● **Challenge**:
Return the complete listing that follows, with each line reproduced exactly.

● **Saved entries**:

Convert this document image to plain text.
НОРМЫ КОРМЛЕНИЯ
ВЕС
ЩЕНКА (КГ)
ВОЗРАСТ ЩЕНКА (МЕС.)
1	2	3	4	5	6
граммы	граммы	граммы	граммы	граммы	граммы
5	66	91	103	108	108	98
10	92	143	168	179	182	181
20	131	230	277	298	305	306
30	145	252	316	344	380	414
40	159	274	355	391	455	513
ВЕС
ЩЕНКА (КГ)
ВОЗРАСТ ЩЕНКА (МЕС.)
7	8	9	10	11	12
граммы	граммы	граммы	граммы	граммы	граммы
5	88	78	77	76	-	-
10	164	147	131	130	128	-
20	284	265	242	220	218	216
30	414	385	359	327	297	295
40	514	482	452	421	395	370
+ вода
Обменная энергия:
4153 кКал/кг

● **Solution to this task**:
Convert this document image to plain text.
НОРМЫ КОРМЛЕНИЯ
ВЕС
ЩЕНКА (КГ)
ВОЗРАСТ ЩЕНКА (МЕС.)
1	2	3	4	5	6
граммы	граммы	граммы	граммы	граммы	граммы
5	66	91	103	108	108	98
10	92	143	168	179	182	181
20	131	230	277	298	305	306
30	145	252	316	344	380	414
40	159	274	355	391	455	513
ВЕС
ЩЕНКА (КГ)
ВОЗРАСТ ЩЕНКА (МЕС.)
7	8	9	10	11	12
граммы	граммы	граммы	граммы	граммы	граммы
5	88	78	77	76	-	-
10	164	147	131	130	128	-
20	284	265	242	220	218	216
30	414	385	359	327	297	295
40	514	482	452	421	395	370
+ вода
Обменная энергия:
4153 кКал/кг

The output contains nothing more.